* **Directive**
Return a copy of each line that holds the string "国内株式".

* begin Material for this exercise *

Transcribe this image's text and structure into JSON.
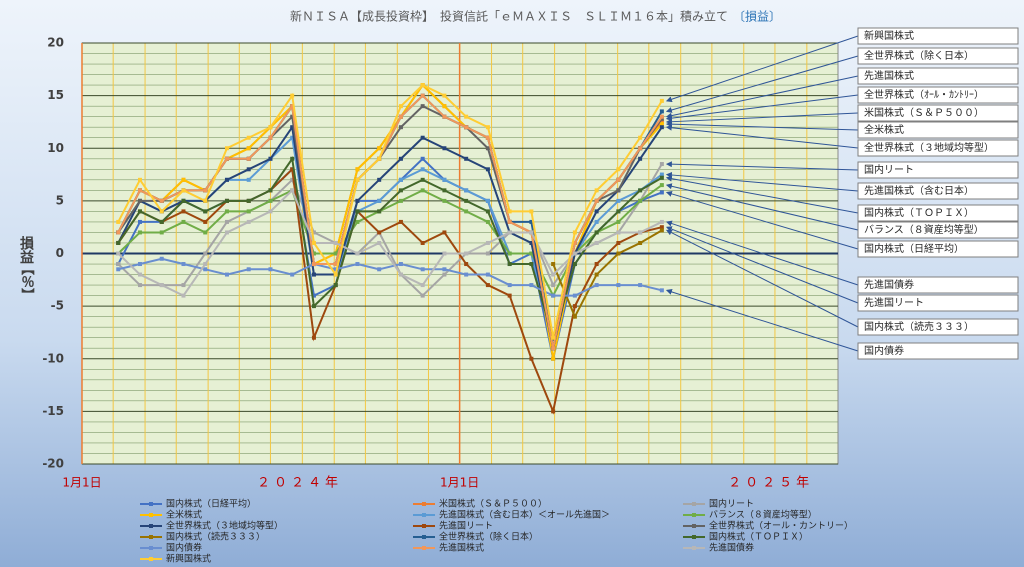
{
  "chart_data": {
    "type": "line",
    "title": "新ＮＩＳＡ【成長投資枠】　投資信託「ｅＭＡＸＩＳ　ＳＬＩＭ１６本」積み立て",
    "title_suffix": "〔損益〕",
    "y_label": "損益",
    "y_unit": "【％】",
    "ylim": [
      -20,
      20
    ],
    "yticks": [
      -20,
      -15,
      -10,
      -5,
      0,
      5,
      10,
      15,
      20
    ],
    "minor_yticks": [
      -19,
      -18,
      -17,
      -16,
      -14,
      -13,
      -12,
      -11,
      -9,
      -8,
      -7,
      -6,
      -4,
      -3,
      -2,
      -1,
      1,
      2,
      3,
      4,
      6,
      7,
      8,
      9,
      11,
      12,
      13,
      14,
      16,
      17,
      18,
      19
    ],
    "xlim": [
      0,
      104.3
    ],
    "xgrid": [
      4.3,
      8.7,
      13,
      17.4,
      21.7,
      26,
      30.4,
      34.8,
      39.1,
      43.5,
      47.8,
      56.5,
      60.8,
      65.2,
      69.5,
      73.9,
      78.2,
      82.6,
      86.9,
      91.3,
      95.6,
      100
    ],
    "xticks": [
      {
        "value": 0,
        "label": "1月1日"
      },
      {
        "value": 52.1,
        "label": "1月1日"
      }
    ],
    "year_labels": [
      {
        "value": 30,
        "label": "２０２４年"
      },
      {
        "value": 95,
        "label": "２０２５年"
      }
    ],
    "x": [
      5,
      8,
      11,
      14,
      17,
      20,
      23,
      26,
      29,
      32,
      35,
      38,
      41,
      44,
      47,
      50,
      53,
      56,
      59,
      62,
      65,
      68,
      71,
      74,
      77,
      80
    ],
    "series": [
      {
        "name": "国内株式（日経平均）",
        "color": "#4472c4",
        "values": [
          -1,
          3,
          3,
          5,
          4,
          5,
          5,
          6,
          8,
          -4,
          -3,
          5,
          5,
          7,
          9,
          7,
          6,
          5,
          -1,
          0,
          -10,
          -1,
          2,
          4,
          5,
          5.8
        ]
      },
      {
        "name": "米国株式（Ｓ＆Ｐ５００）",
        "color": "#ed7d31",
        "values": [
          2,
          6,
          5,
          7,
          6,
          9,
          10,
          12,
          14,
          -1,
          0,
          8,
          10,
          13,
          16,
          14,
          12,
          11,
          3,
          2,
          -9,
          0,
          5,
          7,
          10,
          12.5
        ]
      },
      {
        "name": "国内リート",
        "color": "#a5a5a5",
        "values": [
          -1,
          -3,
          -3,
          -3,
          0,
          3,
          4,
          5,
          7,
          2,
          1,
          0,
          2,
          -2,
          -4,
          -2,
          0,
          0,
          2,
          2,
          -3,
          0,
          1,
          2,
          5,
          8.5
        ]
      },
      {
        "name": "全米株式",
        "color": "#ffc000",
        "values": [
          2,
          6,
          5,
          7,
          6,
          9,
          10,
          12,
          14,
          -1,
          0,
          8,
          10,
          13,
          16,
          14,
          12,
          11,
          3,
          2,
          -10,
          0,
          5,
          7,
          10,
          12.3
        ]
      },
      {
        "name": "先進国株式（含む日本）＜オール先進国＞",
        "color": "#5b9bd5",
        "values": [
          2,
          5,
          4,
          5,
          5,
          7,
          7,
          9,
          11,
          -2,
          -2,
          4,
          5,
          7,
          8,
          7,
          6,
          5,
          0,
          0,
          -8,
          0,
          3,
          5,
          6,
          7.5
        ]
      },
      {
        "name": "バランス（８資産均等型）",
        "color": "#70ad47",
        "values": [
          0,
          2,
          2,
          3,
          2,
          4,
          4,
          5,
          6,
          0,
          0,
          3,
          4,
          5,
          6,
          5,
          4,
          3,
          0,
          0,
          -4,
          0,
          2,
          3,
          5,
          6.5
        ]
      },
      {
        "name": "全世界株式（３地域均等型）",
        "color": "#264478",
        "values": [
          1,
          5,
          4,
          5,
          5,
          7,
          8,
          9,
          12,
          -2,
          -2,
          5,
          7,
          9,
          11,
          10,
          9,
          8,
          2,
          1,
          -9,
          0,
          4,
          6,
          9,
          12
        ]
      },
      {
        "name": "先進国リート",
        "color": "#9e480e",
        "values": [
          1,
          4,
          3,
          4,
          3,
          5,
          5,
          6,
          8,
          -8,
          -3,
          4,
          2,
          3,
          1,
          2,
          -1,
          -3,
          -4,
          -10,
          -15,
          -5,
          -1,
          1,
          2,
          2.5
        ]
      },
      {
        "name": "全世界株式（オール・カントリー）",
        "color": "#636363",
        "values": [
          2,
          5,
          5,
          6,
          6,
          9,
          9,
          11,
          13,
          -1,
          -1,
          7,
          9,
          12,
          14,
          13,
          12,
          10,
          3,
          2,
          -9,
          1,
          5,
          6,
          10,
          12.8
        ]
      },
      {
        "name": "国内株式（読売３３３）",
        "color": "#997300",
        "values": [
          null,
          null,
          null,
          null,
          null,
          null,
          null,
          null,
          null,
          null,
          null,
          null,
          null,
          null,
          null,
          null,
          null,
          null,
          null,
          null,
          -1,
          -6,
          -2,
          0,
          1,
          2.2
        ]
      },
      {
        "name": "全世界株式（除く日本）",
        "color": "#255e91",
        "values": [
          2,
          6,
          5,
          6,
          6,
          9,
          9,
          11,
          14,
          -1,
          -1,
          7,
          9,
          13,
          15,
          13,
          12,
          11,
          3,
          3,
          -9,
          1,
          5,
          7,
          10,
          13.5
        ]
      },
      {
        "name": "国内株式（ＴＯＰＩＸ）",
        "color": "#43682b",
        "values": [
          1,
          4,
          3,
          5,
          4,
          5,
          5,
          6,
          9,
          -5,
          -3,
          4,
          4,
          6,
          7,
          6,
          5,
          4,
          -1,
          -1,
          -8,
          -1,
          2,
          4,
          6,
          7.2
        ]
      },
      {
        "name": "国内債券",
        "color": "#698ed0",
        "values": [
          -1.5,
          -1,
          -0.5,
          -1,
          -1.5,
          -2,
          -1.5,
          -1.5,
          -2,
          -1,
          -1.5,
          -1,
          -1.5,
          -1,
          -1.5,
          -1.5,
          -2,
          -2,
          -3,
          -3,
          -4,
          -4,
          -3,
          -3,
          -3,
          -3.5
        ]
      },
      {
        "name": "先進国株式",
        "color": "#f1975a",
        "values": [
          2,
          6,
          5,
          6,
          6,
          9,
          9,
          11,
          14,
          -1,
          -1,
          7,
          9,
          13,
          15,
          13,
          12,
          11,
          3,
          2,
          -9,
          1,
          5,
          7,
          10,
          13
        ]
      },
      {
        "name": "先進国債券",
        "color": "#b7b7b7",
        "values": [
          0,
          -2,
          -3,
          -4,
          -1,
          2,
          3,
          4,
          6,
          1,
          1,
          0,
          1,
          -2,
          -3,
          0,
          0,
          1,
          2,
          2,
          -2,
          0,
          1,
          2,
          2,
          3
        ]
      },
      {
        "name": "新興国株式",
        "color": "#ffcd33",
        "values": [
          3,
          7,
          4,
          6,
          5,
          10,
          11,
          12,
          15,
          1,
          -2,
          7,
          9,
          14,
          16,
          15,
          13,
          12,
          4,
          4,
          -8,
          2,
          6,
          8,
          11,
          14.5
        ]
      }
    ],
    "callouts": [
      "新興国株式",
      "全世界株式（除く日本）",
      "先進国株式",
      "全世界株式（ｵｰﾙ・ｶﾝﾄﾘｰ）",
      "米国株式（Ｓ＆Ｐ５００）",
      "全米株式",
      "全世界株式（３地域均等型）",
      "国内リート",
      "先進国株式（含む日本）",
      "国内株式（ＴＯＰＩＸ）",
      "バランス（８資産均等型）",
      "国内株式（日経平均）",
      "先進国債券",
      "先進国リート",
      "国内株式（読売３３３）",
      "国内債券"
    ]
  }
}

* end Material for this exercise *

* **Output of the exercise**
        "name": "国内株式（日経平均）",
        "name": "国内株式（読売３３３）",
        "name": "国内株式（ＴＯＰＩＸ）",
      "国内株式（ＴＯＰＩＸ）",
      "国内株式（日経平均）",
      "国内株式（読売３３３）",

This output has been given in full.